Stored entries:
- - - - - - -

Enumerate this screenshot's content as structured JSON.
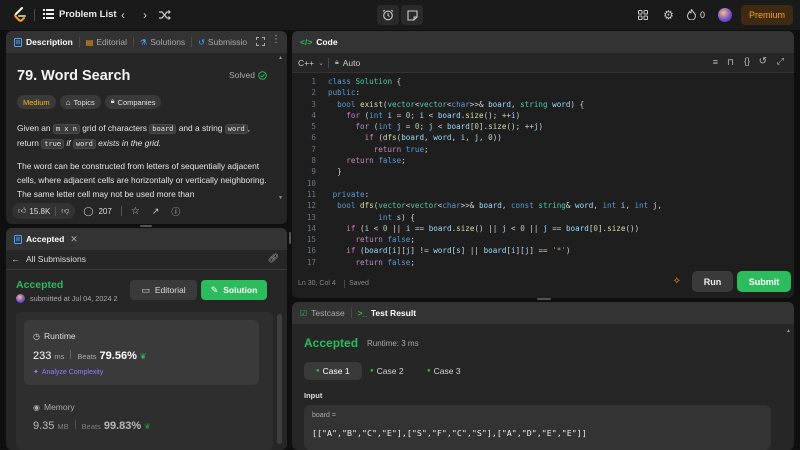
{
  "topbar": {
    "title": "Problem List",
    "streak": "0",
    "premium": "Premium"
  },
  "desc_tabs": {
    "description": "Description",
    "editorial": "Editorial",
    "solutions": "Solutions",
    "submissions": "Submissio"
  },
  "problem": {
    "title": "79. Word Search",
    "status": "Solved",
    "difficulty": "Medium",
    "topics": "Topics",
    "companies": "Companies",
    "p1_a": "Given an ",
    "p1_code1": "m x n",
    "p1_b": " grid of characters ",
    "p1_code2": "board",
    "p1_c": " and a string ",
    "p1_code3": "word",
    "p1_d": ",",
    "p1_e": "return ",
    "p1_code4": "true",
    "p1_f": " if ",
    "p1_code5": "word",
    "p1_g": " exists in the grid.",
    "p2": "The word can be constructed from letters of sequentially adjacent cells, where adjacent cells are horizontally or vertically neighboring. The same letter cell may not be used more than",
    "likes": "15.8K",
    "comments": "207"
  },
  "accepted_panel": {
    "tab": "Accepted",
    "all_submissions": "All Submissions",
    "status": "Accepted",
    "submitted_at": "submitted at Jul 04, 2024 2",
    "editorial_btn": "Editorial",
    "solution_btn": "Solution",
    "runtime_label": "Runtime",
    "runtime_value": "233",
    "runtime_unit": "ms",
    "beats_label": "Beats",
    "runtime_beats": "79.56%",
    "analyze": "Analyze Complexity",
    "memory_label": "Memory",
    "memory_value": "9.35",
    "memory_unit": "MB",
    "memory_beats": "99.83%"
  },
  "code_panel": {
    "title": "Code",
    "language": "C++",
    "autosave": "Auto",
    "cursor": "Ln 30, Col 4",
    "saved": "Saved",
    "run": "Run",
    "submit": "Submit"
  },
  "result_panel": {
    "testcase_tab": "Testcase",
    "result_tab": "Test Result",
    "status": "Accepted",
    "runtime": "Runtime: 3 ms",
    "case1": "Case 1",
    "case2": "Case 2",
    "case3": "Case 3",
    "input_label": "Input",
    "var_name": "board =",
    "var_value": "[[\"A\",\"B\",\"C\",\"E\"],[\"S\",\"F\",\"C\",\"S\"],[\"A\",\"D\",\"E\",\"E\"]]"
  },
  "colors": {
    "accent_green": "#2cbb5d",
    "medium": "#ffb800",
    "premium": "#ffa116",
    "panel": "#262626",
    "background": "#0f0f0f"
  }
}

- - - - - - -

PROBLEM: Output the records above unchanged, minus their pictures.

EXERCISE RESPONSE:
Enumerate this screenshot's content as structured JSON.
{
  "topbar": {
    "title": "Problem List",
    "streak": "0",
    "premium": "Premium"
  },
  "desc_tabs": {
    "description": "Description",
    "editorial": "Editorial",
    "solutions": "Solutions",
    "submissions": "Submissio"
  },
  "problem": {
    "title": "79. Word Search",
    "status": "Solved",
    "difficulty": "Medium",
    "topics": "Topics",
    "companies": "Companies",
    "p1_a": "Given an ",
    "p1_code1": "m x n",
    "p1_b": " grid of characters ",
    "p1_code2": "board",
    "p1_c": " and a string ",
    "p1_code3": "word",
    "p1_d": ",",
    "p1_e": "return ",
    "p1_code4": "true",
    "p1_f": " if ",
    "p1_code5": "word",
    "p1_g": " exists in the grid.",
    "p2": "The word can be constructed from letters of sequentially adjacent cells, where adjacent cells are horizontally or vertically neighboring. The same letter cell may not be used more than",
    "likes": "15.8K",
    "comments": "207"
  },
  "accepted_panel": {
    "tab": "Accepted",
    "all_submissions": "All Submissions",
    "status": "Accepted",
    "submitted_at": "submitted at Jul 04, 2024 2",
    "editorial_btn": "Editorial",
    "solution_btn": "Solution",
    "runtime_label": "Runtime",
    "runtime_value": "233",
    "runtime_unit": "ms",
    "beats_label": "Beats",
    "runtime_beats": "79.56%",
    "analyze": "Analyze Complexity",
    "memory_label": "Memory",
    "memory_value": "9.35",
    "memory_unit": "MB",
    "memory_beats": "99.83%"
  },
  "code_panel": {
    "title": "Code",
    "language": "C++",
    "autosave": "Auto",
    "cursor": "Ln 30, Col 4",
    "saved": "Saved",
    "run": "Run",
    "submit": "Submit"
  },
  "result_panel": {
    "testcase_tab": "Testcase",
    "result_tab": "Test Result",
    "status": "Accepted",
    "runtime": "Runtime: 3 ms",
    "case1": "Case 1",
    "case2": "Case 2",
    "case3": "Case 3",
    "input_label": "Input",
    "var_name": "board =",
    "var_value": "[[\"A\",\"B\",\"C\",\"E\"],[\"S\",\"F\",\"C\",\"S\"],[\"A\",\"D\",\"E\",\"E\"]]"
  },
  "colors": {
    "accent_green": "#2cbb5d",
    "medium": "#ffb800",
    "premium": "#ffa116",
    "panel": "#262626",
    "background": "#0f0f0f"
  }
}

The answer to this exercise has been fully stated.